Copy every line from the data below in which the string "remove" can be found.
### Material shown
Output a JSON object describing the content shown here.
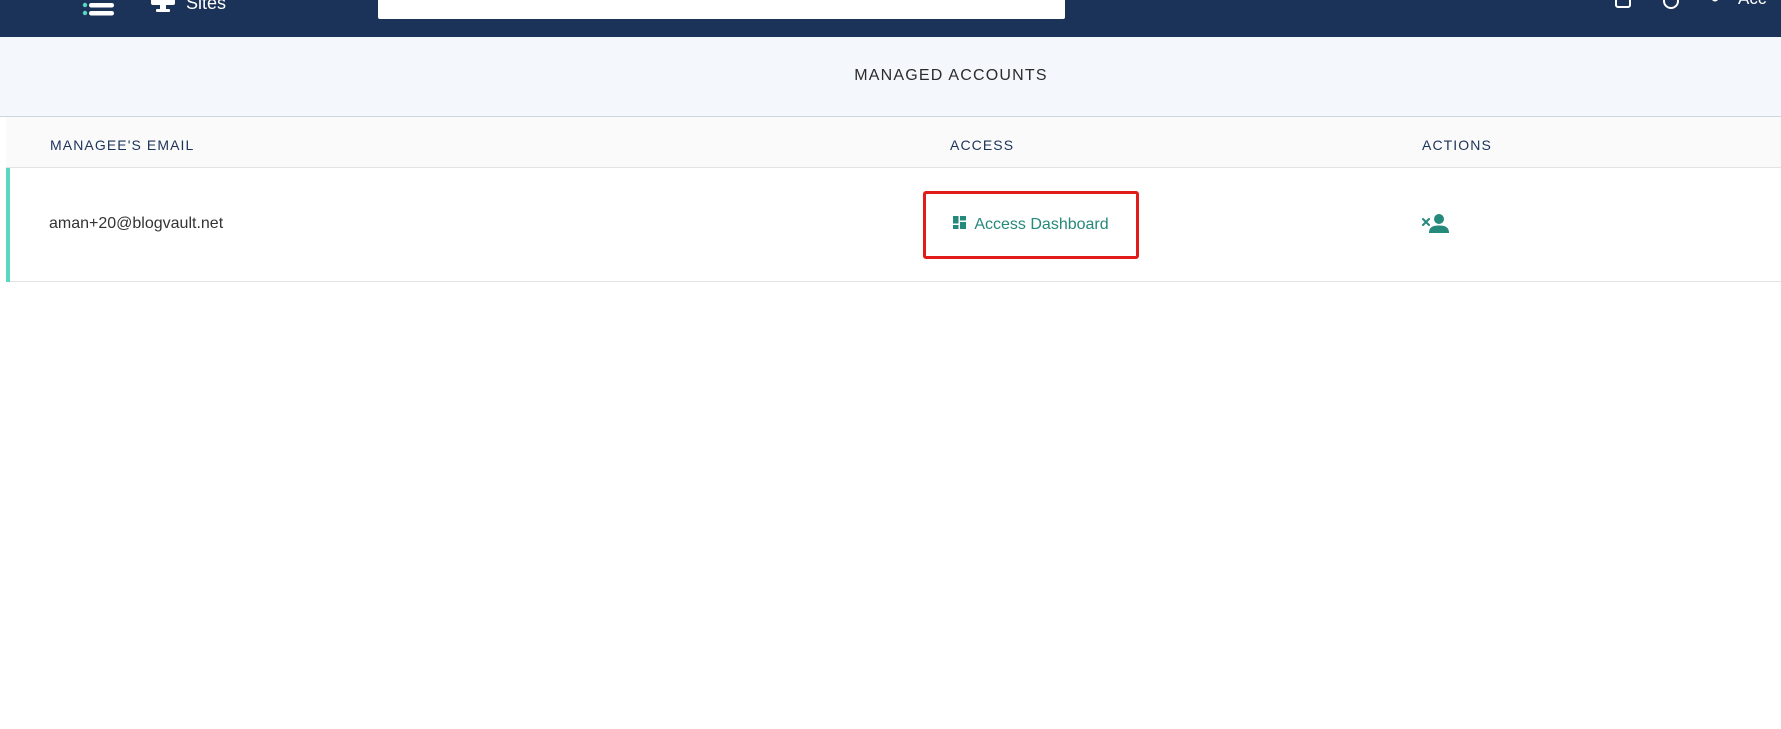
{
  "topbar": {
    "sites_label": "Sites",
    "search_value": "",
    "right_label": "Acc"
  },
  "section": {
    "title": "MANAGED ACCOUNTS"
  },
  "table": {
    "columns": [
      "MANAGEE'S EMAIL",
      "ACCESS",
      "ACTIONS"
    ],
    "rows": [
      {
        "email": "aman+20@blogvault.net",
        "access_label": "Access Dashboard",
        "action_icon": "remove-user-icon"
      }
    ]
  },
  "colors": {
    "topbar": "#1c3359",
    "accent": "#25897b",
    "row_marker": "#5ad7bf",
    "highlight": "#e21b1b"
  },
  "icons": {
    "menu": "menu-list-icon",
    "sites": "monitor-icon",
    "access": "dashboard-icon",
    "action": "remove-user-icon"
  }
}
######
• [Result of the task]:
        "action_icon": "remove-user-icon"
    "action": "remove-user-icon"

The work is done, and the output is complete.